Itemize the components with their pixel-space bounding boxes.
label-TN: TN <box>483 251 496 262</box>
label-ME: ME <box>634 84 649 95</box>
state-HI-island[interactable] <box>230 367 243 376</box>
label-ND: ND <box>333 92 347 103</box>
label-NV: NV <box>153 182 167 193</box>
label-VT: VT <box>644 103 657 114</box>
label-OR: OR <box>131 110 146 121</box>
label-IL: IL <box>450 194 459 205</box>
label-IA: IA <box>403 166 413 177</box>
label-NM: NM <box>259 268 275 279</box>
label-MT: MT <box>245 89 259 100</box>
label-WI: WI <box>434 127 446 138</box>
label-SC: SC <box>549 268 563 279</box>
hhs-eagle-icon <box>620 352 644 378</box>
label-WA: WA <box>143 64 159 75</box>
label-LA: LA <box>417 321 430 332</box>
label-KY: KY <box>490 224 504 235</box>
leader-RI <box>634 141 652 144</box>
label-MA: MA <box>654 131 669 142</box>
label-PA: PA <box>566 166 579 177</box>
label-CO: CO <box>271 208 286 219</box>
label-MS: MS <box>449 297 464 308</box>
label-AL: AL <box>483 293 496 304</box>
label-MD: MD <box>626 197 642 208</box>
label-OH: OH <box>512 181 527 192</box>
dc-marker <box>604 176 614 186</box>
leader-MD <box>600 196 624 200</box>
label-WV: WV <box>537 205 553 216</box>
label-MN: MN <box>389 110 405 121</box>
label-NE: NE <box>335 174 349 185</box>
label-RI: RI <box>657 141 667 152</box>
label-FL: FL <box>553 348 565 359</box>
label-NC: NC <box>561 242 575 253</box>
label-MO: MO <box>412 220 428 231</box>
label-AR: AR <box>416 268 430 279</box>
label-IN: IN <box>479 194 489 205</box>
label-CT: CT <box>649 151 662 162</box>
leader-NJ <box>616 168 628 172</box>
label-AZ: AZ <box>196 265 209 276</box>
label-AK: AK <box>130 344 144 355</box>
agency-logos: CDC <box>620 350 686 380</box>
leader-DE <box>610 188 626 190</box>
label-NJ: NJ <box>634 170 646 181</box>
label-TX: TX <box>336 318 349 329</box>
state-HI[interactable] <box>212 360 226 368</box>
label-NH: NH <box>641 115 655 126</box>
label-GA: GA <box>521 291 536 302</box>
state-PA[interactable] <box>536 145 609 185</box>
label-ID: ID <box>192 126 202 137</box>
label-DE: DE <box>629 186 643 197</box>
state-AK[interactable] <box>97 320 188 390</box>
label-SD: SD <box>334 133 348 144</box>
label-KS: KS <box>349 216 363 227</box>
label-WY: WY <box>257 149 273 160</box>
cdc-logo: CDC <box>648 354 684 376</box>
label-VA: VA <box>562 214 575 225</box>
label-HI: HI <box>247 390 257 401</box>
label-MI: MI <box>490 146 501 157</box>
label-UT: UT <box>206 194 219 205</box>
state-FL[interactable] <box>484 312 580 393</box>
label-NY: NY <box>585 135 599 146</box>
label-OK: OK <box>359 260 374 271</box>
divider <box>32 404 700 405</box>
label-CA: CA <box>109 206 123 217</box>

▸ WHAT THE EXERCISE ASKS: Could you reproduce all the lines above word for word and number for number, in the same order?

▸ RESPONSE FOR THIS EXERCISE:
Itemize the components with their pixel-space bounding boxes.
label-TN: TN <box>483 251 496 262</box>
label-ME: ME <box>634 84 649 95</box>
state-HI-island[interactable] <box>230 367 243 376</box>
label-ND: ND <box>333 92 347 103</box>
label-NV: NV <box>153 182 167 193</box>
label-VT: VT <box>644 103 657 114</box>
label-OR: OR <box>131 110 146 121</box>
label-IL: IL <box>450 194 459 205</box>
label-IA: IA <box>403 166 413 177</box>
label-NM: NM <box>259 268 275 279</box>
label-MT: MT <box>245 89 259 100</box>
label-WI: WI <box>434 127 446 138</box>
label-SC: SC <box>549 268 563 279</box>
hhs-eagle-icon <box>620 352 644 378</box>
label-WA: WA <box>143 64 159 75</box>
label-LA: LA <box>417 321 430 332</box>
label-KY: KY <box>490 224 504 235</box>
leader-RI <box>634 141 652 144</box>
label-MA: MA <box>654 131 669 142</box>
label-PA: PA <box>566 166 579 177</box>
label-CO: CO <box>271 208 286 219</box>
label-MS: MS <box>449 297 464 308</box>
label-AL: AL <box>483 293 496 304</box>
label-MD: MD <box>626 197 642 208</box>
label-OH: OH <box>512 181 527 192</box>
dc-marker <box>604 176 614 186</box>
leader-MD <box>600 196 624 200</box>
label-WV: WV <box>537 205 553 216</box>
label-MN: MN <box>389 110 405 121</box>
label-NE: NE <box>335 174 349 185</box>
label-RI: RI <box>657 141 667 152</box>
label-FL: FL <box>553 348 565 359</box>
label-NC: NC <box>561 242 575 253</box>
label-MO: MO <box>412 220 428 231</box>
label-AR: AR <box>416 268 430 279</box>
label-IN: IN <box>479 194 489 205</box>
label-CT: CT <box>649 151 662 162</box>
leader-NJ <box>616 168 628 172</box>
label-AZ: AZ <box>196 265 209 276</box>
label-AK: AK <box>130 344 144 355</box>
agency-logos: CDC <box>620 350 686 380</box>
leader-DE <box>610 188 626 190</box>
label-NJ: NJ <box>634 170 646 181</box>
label-TX: TX <box>336 318 349 329</box>
state-HI[interactable] <box>212 360 226 368</box>
label-NH: NH <box>641 115 655 126</box>
label-GA: GA <box>521 291 536 302</box>
state-PA[interactable] <box>536 145 609 185</box>
label-ID: ID <box>192 126 202 137</box>
label-DE: DE <box>629 186 643 197</box>
state-AK[interactable] <box>97 320 188 390</box>
label-SD: SD <box>334 133 348 144</box>
label-KS: KS <box>349 216 363 227</box>
label-WY: WY <box>257 149 273 160</box>
cdc-logo: CDC <box>648 354 684 376</box>
label-VA: VA <box>562 214 575 225</box>
label-HI: HI <box>247 390 257 401</box>
label-MI: MI <box>490 146 501 157</box>
label-UT: UT <box>206 194 219 205</box>
state-FL[interactable] <box>484 312 580 393</box>
label-NY: NY <box>585 135 599 146</box>
label-OK: OK <box>359 260 374 271</box>
divider <box>32 404 700 405</box>
label-CA: CA <box>109 206 123 217</box>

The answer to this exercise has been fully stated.